EXERCISE PROMPT: Report how many lines of the entries below contain the word "Havacılık", and nothing more.

DATASET CONTENT:

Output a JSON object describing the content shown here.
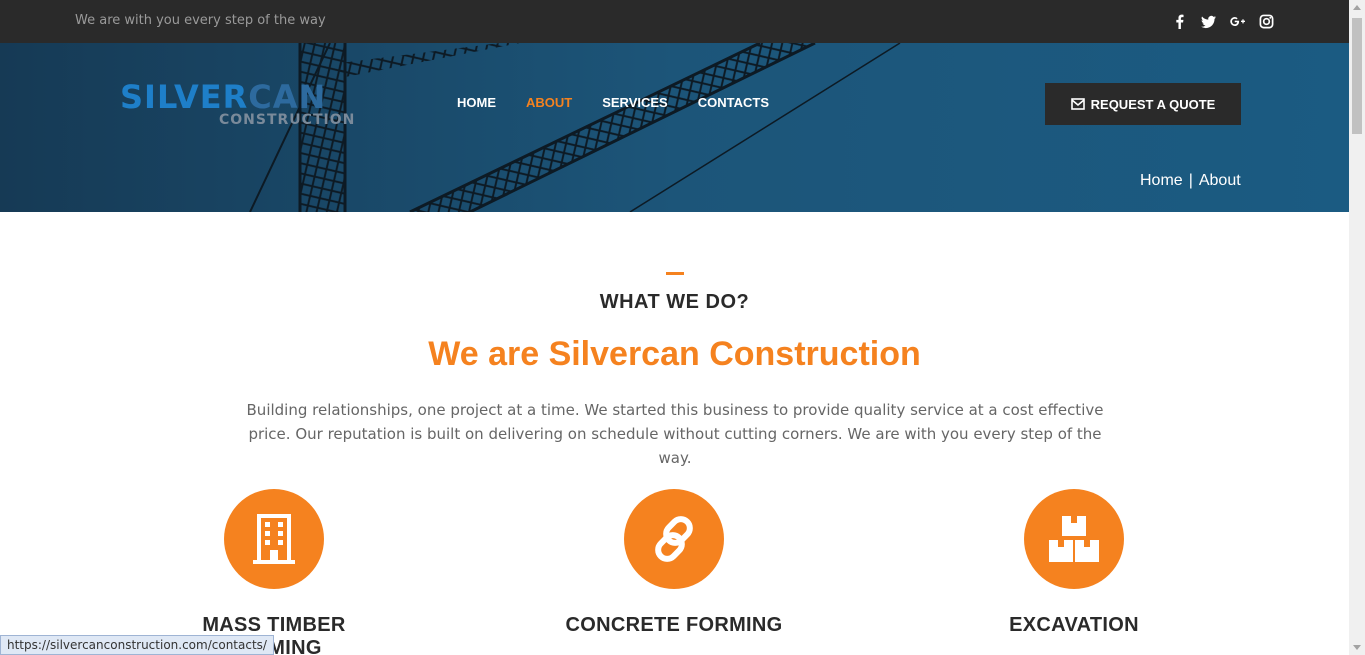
{
  "topbar": {
    "tagline": "We are with you every step of the way",
    "social": [
      {
        "name": "facebook-icon",
        "glyph": "f"
      },
      {
        "name": "twitter-icon",
        "glyph": ""
      },
      {
        "name": "google-plus-icon",
        "glyph": "G+"
      },
      {
        "name": "instagram-icon",
        "glyph": ""
      }
    ]
  },
  "logo": {
    "silver": "SILVER",
    "can": "CAN",
    "sub": "CONSTRUCTION"
  },
  "nav": {
    "items": [
      {
        "label": "HOME"
      },
      {
        "label": "ABOUT",
        "active": true
      },
      {
        "label": "SERVICES"
      },
      {
        "label": "CONTACTS"
      }
    ]
  },
  "quote_button": {
    "label": "REQUEST A QUOTE",
    "icon": "envelope-icon"
  },
  "breadcrumb": {
    "home": "Home",
    "separator": "|",
    "current": "About"
  },
  "intro": {
    "kicker": "WHAT WE DO?",
    "headline": "We are Silvercan Construction",
    "lead": "Building relationships, one project at a time. We started this business to provide quality service at a cost effective price. Our reputation is built on delivering on schedule without cutting corners.  We are with you every step of the way."
  },
  "services": [
    {
      "title": "MASS TIMBER FRAMING",
      "icon": "building-icon"
    },
    {
      "title": "CONCRETE FORMING",
      "icon": "link-icon"
    },
    {
      "title": "EXCAVATION",
      "icon": "boxes-icon"
    }
  ],
  "status_bar": {
    "url": "https://silvercanconstruction.com/contacts/"
  },
  "colors": {
    "accent": "#f5821f",
    "dark": "#2a2a2a",
    "hero": "#1a5a80"
  }
}
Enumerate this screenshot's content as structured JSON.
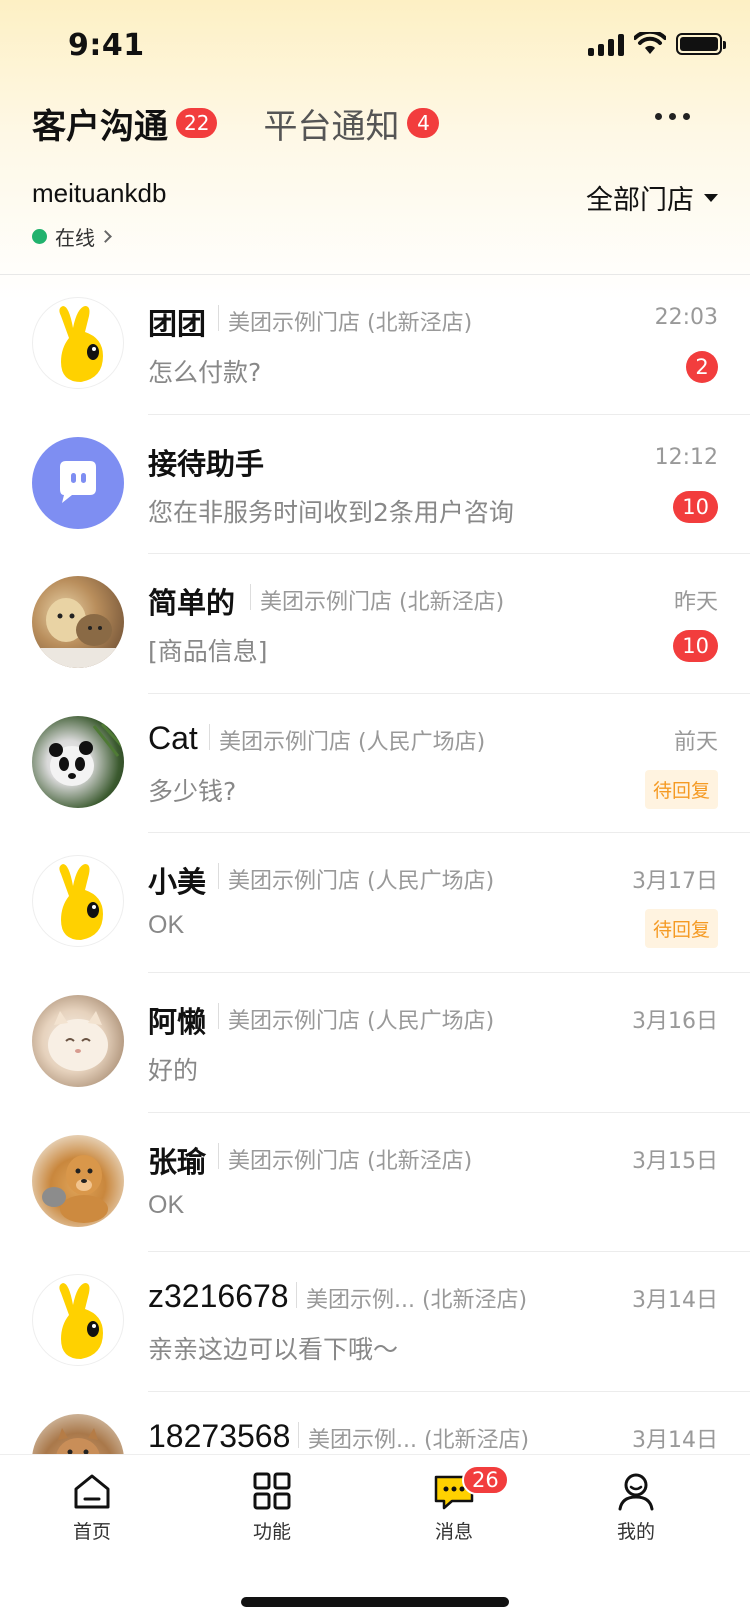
{
  "status": {
    "time": "9:41"
  },
  "tabs": [
    {
      "label": "客户沟通",
      "badge": "22"
    },
    {
      "label": "平台通知",
      "badge": "4"
    }
  ],
  "account": {
    "name": "meituankdb",
    "status": "在线",
    "store_filter": "全部门店"
  },
  "conversations": [
    {
      "name": "团团",
      "store": "美团示例门店 (北新泾店)",
      "time": "22:03",
      "preview": "怎么付款?",
      "badge": "2",
      "badge_type": "count",
      "avatar": "mascot-icon"
    },
    {
      "name": "接待助手",
      "store": "",
      "time": "12:12",
      "preview": "您在非服务时间收到2条用户咨询",
      "badge": "10",
      "badge_type": "count",
      "avatar": "bot-icon"
    },
    {
      "name": "简单的",
      "store": "美团示例门店 (北新泾店)",
      "time": "昨天",
      "preview": "[商品信息]",
      "badge": "10",
      "badge_type": "count",
      "avatar": "dog-cat-photo"
    },
    {
      "name": "Cat",
      "store": "美团示例门店 (人民广场店)",
      "time": "前天",
      "preview": "多少钱?",
      "badge": "待回复",
      "badge_type": "pending",
      "avatar": "panda-photo"
    },
    {
      "name": "小美",
      "store": "美团示例门店 (人民广场店)",
      "time": "3月17日",
      "preview": "OK",
      "badge": "待回复",
      "badge_type": "pending",
      "avatar": "mascot-icon"
    },
    {
      "name": "阿懒",
      "store": "美团示例门店 (人民广场店)",
      "time": "3月16日",
      "preview": "好的",
      "badge": "",
      "badge_type": "none",
      "avatar": "cat-photo"
    },
    {
      "name": "张瑜",
      "store": "美团示例门店 (北新泾店)",
      "time": "3月15日",
      "preview": "OK",
      "badge": "",
      "badge_type": "none",
      "avatar": "dog-photo"
    },
    {
      "name": "z3216678",
      "store": "美团示例... (北新泾店)",
      "time": "3月14日",
      "preview": "亲亲这边可以看下哦～",
      "badge": "",
      "badge_type": "none",
      "avatar": "mascot-icon"
    },
    {
      "name": "18273568",
      "store": "美团示例... (北新泾店)",
      "time": "3月14日",
      "preview": "",
      "badge": "",
      "badge_type": "none",
      "avatar": "squirrel-photo"
    }
  ],
  "tabbar": [
    {
      "label": "首页",
      "icon": "home-icon"
    },
    {
      "label": "功能",
      "icon": "grid-icon"
    },
    {
      "label": "消息",
      "icon": "message-icon",
      "badge": "26"
    },
    {
      "label": "我的",
      "icon": "profile-icon"
    }
  ],
  "colors": {
    "accent_red": "#f23d3d",
    "online_green": "#21b26d",
    "pending_orange": "#f59a23",
    "brand_yellow": "#ffd100"
  }
}
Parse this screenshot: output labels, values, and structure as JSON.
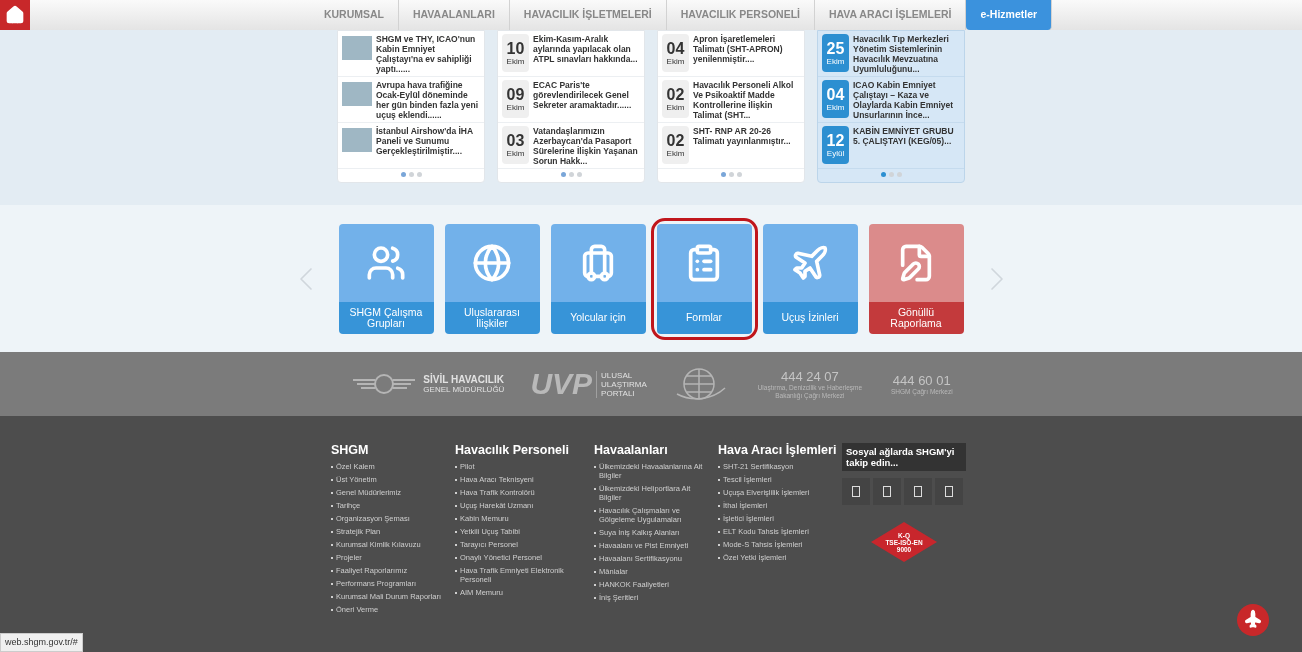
{
  "nav": {
    "items": [
      {
        "label": "KURUMSAL",
        "selected": false
      },
      {
        "label": "HAVAALANLARI",
        "selected": false
      },
      {
        "label": "HAVACILIK İŞLETMELERİ",
        "selected": false
      },
      {
        "label": "HAVACILIK PERSONELİ",
        "selected": false
      },
      {
        "label": "HAVA ARACI İŞLEMLERİ",
        "selected": false
      },
      {
        "label": "e-Hizmetler",
        "selected": true
      }
    ]
  },
  "news_columns": [
    {
      "kind": "thumbnail",
      "highlighted": false,
      "items": [
        {
          "text": "SHGM ve THY, ICAO'nun Kabin Emniyet Çalıştayı'na ev sahipliği yaptı......"
        },
        {
          "text": "Avrupa hava trafiğine Ocak-Eylül döneminde her gün binden fazla yeni uçuş eklendi......"
        },
        {
          "text": "İstanbul Airshow'da İHA Paneli ve Sunumu Gerçekleştirilmiştir...."
        }
      ],
      "dots": [
        {
          "selected": true
        },
        {
          "selected": false
        },
        {
          "selected": false
        }
      ]
    },
    {
      "kind": "dated",
      "highlighted": false,
      "items": [
        {
          "day": "10",
          "month": "Ekim",
          "text": "Ekim-Kasım-Aralık aylarında yapılacak olan ATPL sınavları hakkında..."
        },
        {
          "day": "09",
          "month": "Ekim",
          "text": "ECAC Paris'te görevlendirilecek Genel Sekreter aramaktadır......"
        },
        {
          "day": "03",
          "month": "Ekim",
          "text": "Vatandaşlarımızın Azerbaycan'da Pasaport Sürelerine İlişkin Yaşanan Sorun Hakk..."
        }
      ],
      "dots": [
        {
          "selected": true
        },
        {
          "selected": false
        },
        {
          "selected": false
        }
      ]
    },
    {
      "kind": "dated",
      "highlighted": false,
      "items": [
        {
          "day": "04",
          "month": "Ekim",
          "text": "Apron İşaretlemeleri Talimatı (SHT-APRON) yenilenmiştir...."
        },
        {
          "day": "02",
          "month": "Ekim",
          "text": "Havacılık Personeli Alkol Ve Psikoaktif Madde Kontrollerine İlişkin Talimat (SHT..."
        },
        {
          "day": "02",
          "month": "Ekim",
          "text": "SHT- RNP AR 20-26 Talimatı yayınlanmıştır..."
        }
      ],
      "dots": [
        {
          "selected": true
        },
        {
          "selected": false
        },
        {
          "selected": false
        }
      ]
    },
    {
      "kind": "dated",
      "highlighted": true,
      "items": [
        {
          "day": "25",
          "month": "Ekim",
          "text": "Havacılık Tıp Merkezleri Yönetim Sistemlerinin Havacılık Mevzuatına Uyumluluğunu..."
        },
        {
          "day": "04",
          "month": "Ekim",
          "text": "ICAO Kabin Emniyet Çalıştayı – Kaza ve Olaylarda Kabin Emniyet Unsurlarının İnce..."
        },
        {
          "day": "12",
          "month": "Eylül",
          "text": "KABİN EMNİYET GRUBU 5. ÇALIŞTAYI (KEG/05)..."
        }
      ],
      "dots": [
        {
          "selected": true
        },
        {
          "selected": false
        },
        {
          "selected": false
        }
      ]
    }
  ],
  "tiles": [
    {
      "label": "SHGM Çalışma Grupları",
      "outlined": false
    },
    {
      "label": "Uluslararası İlişkiler",
      "outlined": false
    },
    {
      "label": "Yolcular için",
      "outlined": false
    },
    {
      "label": "Formlar",
      "outlined": true
    },
    {
      "label": "Uçuş İzinleri",
      "outlined": false
    },
    {
      "label": "Gönüllü Raporlama",
      "outlined": false
    }
  ],
  "logos": {
    "shgm_line1": "SİVİL HAVACILIK",
    "shgm_line2": "GENEL MÜDÜRLÜĞÜ",
    "uvp_mark": "UVP",
    "uvp_lines": [
      "ULUSAL",
      "ULAŞTIRMA",
      "PORTALI"
    ],
    "phones": [
      {
        "number": "444 24 07",
        "caption": "Ulaştırma, Denizcilik ve Haberleşme Bakanlığı Çağrı Merkezi"
      },
      {
        "number": "444 60 01",
        "caption": "SHGM Çağrı Merkezi"
      }
    ]
  },
  "footer": {
    "columns": [
      {
        "heading": "SHGM",
        "items": [
          "Özel Kalem",
          "Üst Yönetim",
          "Genel Müdürlerimiz",
          "Tarihçe",
          "Organizasyon Şeması",
          "Stratejik Plan",
          "Kurumsal Kimlik Kılavuzu",
          "Projeler",
          "Faaliyet Raporlarımız",
          "Performans Programları",
          "Kurumsal Mali Durum Raporları",
          "Öneri Verme"
        ]
      },
      {
        "heading": "Havacılık Personeli",
        "items": [
          "Pilot",
          "Hava Aracı Teknisyeni",
          "Hava Trafik Kontrolörü",
          "Uçuş Harekât Uzmanı",
          "Kabin Memuru",
          "Yetkili Uçuş Tabibi",
          "Tarayıcı Personel",
          "Onaylı Yönetici Personel",
          "Hava Trafik Emniyeti Elektronik Personeli",
          "AIM Memuru"
        ]
      },
      {
        "heading": "Havaalanları",
        "items": [
          "Ülkemizdeki Havaalanlarına Ait Bilgiler",
          "Ülkemizdeki Heliportlara Ait Bilgiler",
          "Havacılık Çalışmaları ve Gölgeleme Uygulamaları",
          "Suya İniş Kalkış Alanları",
          "Havaalanı ve Pist Emniyeti",
          "Havaalanı Sertifikasyonu",
          "Mânialar",
          "HANKOK Faaliyetleri",
          "İniş Şeritleri"
        ]
      },
      {
        "heading": "Hava Aracı İşlemleri",
        "items": [
          "SHT-21 Sertifikasyon",
          "Tescil İşlemleri",
          "Uçuşa Elverişlilik İşlemleri",
          "İthal İşlemleri",
          "İşletici İşlemleri",
          "ELT Kodu Tahsis İşlemleri",
          "Mode-S Tahsis İşlemleri",
          "Özel Yetki İşlemleri"
        ]
      }
    ],
    "social_title": "Sosyal ağlarda SHGM'yi takip edin...",
    "badge": [
      "K-Q",
      "TSE-ISO-EN",
      "9000"
    ]
  },
  "status_url": "web.shgm.gov.tr/#"
}
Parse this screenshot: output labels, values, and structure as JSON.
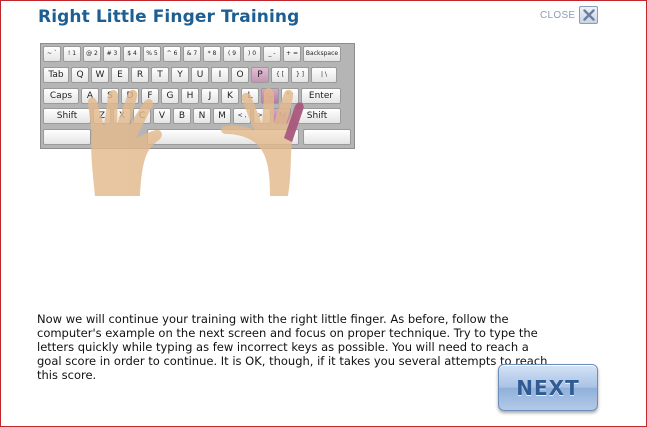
{
  "title": "Right Little Finger Training",
  "close_label": "CLOSE",
  "keyboard": {
    "rows": [
      [
        "~ `",
        "! 1",
        "@ 2",
        "# 3",
        "$ 4",
        "% 5",
        "^ 6",
        "& 7",
        "* 8",
        "( 9",
        ") 0",
        "_ -",
        "+ =",
        "Backspace"
      ],
      [
        "Tab",
        "Q",
        "W",
        "E",
        "R",
        "T",
        "Y",
        "U",
        "I",
        "O",
        "P",
        "{ [",
        "} ]",
        "| \\"
      ],
      [
        "Caps",
        "A",
        "S",
        "D",
        "F",
        "G",
        "H",
        "J",
        "K",
        "L",
        ": ;",
        "\" '",
        "Enter"
      ],
      [
        "Shift",
        "Z",
        "X",
        "C",
        "V",
        "B",
        "N",
        "M",
        "< ,",
        "> .",
        "? /",
        "Shift"
      ],
      [
        "",
        "",
        ""
      ]
    ],
    "highlighted_keys": [
      "P",
      ": ;",
      "? /"
    ]
  },
  "instructions": "Now we will continue your training with the right little finger. As before, follow the computer's example on the next screen and focus on proper technique. Try to type the letters quickly while typing as few incorrect keys as possible. You will need to reach a goal score in order to continue. It is OK, though, if it takes you several attempts to reach this score.",
  "next_label": "NEXT",
  "colors": {
    "title": "#1d5f92",
    "frame_border": "#c0262c",
    "highlight_key": "#c495b3",
    "skin": "#e2b98c"
  }
}
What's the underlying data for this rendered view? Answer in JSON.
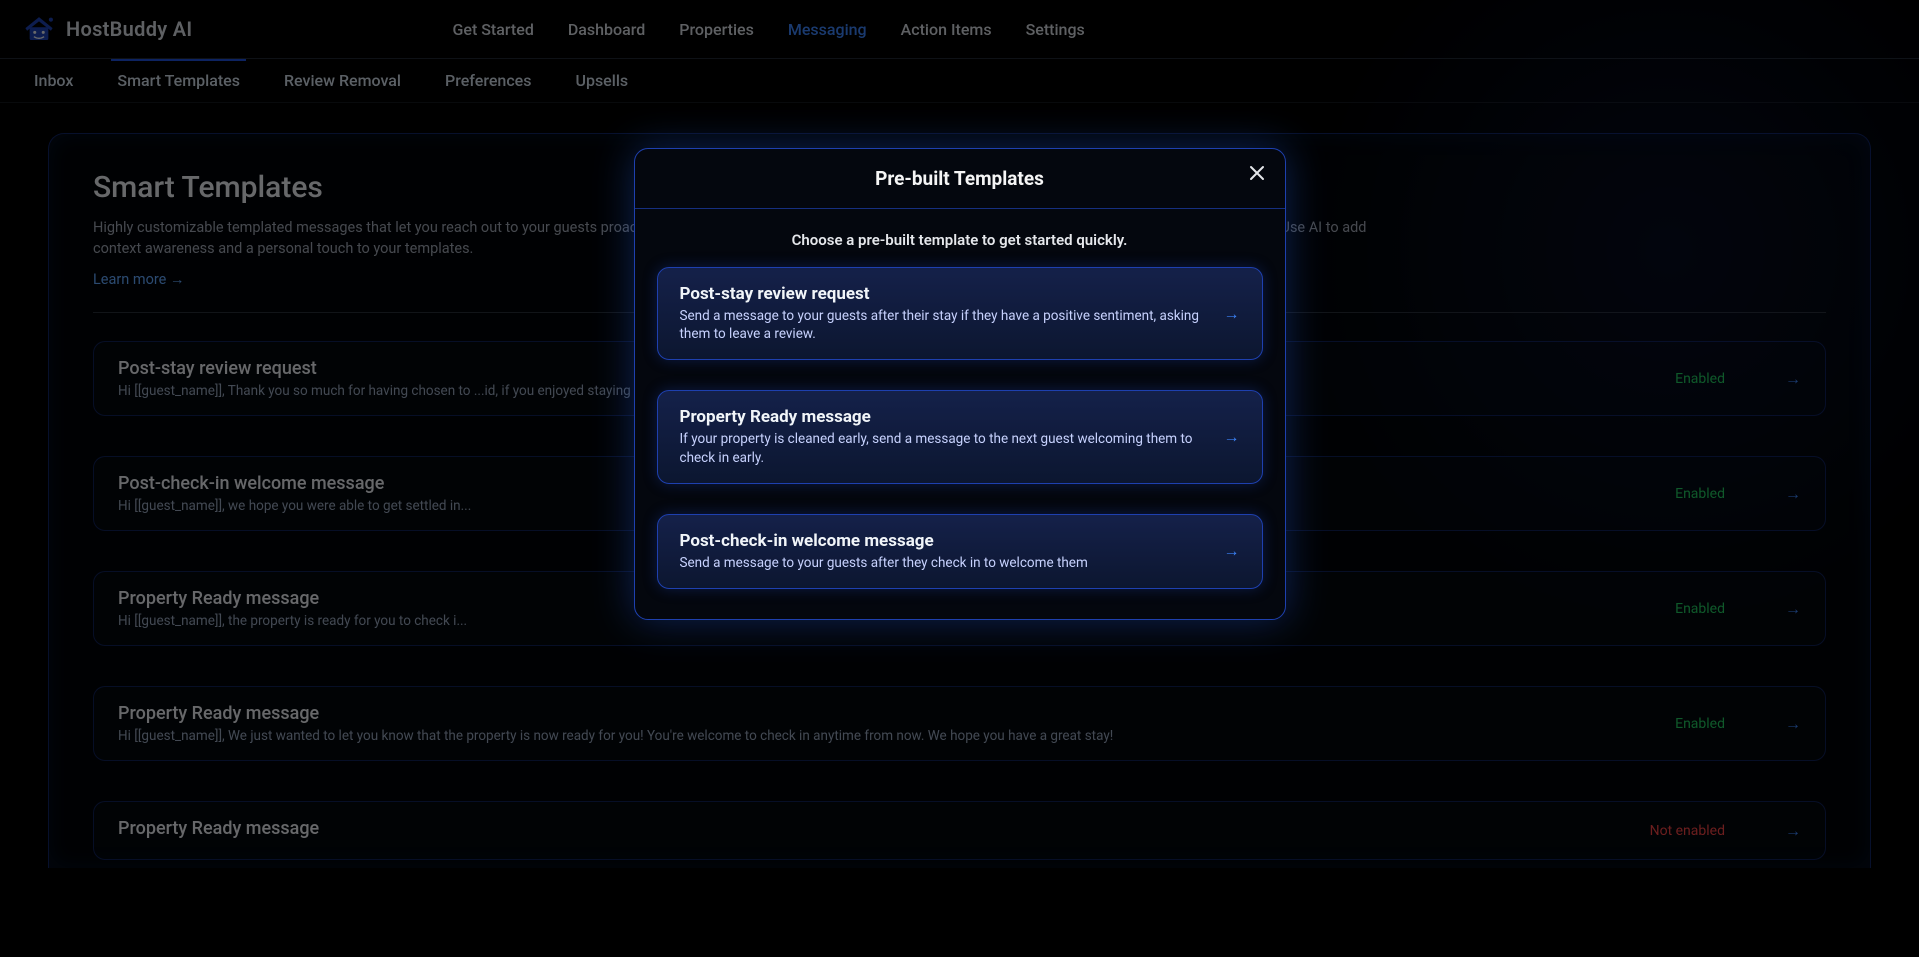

SOLUTION FOR THIS PROBLEM: 4